Problem details – Keep every line where the word "SRMTID" appears; drop the rest.

Task inputs –
• • • •

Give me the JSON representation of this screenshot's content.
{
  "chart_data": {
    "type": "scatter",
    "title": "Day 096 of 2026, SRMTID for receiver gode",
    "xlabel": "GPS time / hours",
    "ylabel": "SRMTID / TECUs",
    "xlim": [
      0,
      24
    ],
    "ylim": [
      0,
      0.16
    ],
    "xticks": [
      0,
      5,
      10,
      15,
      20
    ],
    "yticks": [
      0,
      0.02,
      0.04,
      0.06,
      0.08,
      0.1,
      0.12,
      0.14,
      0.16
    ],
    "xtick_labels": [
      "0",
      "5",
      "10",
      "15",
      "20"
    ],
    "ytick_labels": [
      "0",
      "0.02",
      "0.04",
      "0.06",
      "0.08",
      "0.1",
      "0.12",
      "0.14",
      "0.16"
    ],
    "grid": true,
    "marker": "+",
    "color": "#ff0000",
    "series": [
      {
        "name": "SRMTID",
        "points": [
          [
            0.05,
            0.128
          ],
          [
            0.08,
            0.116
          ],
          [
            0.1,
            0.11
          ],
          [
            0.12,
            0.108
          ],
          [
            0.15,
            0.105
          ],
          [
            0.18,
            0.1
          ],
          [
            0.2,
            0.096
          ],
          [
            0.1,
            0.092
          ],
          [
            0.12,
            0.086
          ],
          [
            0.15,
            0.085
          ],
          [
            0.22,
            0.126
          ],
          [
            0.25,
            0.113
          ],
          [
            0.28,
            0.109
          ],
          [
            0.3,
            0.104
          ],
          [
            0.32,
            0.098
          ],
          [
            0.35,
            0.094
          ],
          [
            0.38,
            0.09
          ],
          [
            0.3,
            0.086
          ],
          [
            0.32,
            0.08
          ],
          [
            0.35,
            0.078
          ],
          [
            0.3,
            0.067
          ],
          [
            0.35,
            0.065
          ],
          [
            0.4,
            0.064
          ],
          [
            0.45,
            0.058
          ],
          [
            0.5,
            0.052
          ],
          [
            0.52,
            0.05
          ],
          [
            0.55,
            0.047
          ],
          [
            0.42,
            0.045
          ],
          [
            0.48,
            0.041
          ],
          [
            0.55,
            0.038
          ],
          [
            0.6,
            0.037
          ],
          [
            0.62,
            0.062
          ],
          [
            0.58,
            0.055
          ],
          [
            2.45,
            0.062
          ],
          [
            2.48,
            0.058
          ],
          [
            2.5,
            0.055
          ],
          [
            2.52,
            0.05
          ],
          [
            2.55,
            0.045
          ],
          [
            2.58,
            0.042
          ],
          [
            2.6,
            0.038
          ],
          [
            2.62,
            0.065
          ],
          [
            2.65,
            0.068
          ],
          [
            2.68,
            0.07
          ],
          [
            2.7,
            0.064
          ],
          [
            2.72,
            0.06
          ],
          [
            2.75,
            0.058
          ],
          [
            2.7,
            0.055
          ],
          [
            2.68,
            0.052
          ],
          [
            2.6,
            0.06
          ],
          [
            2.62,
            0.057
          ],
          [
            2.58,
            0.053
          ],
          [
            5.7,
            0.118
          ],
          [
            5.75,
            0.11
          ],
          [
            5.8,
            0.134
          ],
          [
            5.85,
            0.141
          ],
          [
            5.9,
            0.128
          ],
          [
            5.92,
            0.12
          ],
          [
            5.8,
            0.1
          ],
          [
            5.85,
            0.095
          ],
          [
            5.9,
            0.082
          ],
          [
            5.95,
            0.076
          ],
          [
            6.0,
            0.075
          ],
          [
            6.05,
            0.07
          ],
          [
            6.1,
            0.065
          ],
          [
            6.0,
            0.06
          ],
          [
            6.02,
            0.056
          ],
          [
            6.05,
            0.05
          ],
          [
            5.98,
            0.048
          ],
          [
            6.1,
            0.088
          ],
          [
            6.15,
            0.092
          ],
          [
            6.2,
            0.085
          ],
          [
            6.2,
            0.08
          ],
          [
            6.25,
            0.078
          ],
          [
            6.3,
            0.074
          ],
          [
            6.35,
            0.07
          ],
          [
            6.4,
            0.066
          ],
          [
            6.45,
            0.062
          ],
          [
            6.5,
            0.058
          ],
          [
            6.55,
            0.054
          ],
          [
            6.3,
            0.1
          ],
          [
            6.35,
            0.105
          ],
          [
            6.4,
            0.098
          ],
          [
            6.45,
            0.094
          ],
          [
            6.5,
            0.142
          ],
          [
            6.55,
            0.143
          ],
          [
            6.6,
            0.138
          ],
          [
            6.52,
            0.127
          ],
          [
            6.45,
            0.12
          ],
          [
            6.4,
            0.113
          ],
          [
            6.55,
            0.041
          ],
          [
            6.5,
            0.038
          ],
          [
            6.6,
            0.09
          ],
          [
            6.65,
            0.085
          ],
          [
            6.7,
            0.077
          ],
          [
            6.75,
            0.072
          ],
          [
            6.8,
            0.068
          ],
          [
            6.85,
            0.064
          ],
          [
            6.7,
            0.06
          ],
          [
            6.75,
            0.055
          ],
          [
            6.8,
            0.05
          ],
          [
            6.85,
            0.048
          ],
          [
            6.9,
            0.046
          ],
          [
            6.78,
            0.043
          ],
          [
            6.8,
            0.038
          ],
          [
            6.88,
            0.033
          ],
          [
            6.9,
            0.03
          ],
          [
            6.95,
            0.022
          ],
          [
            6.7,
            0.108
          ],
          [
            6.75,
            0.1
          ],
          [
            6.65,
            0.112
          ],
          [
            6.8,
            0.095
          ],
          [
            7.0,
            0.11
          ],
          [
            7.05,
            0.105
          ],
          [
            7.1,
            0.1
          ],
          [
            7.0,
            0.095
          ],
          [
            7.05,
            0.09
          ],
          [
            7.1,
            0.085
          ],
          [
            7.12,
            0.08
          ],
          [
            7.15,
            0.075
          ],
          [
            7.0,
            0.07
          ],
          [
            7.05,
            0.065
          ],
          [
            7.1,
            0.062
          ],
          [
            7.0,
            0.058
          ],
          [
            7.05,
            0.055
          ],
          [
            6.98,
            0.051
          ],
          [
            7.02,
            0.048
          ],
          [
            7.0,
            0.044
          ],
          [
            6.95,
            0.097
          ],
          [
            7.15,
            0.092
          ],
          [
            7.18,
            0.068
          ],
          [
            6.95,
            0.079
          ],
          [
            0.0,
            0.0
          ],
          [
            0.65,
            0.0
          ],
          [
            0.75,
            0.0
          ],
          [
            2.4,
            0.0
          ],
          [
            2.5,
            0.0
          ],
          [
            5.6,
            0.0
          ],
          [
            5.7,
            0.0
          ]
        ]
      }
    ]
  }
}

• • • •

Expected answer –
    "title": "Day 096 of 2026, SRMTID for receiver gode",
    "ylabel": "SRMTID / TECUs",
        "name": "SRMTID",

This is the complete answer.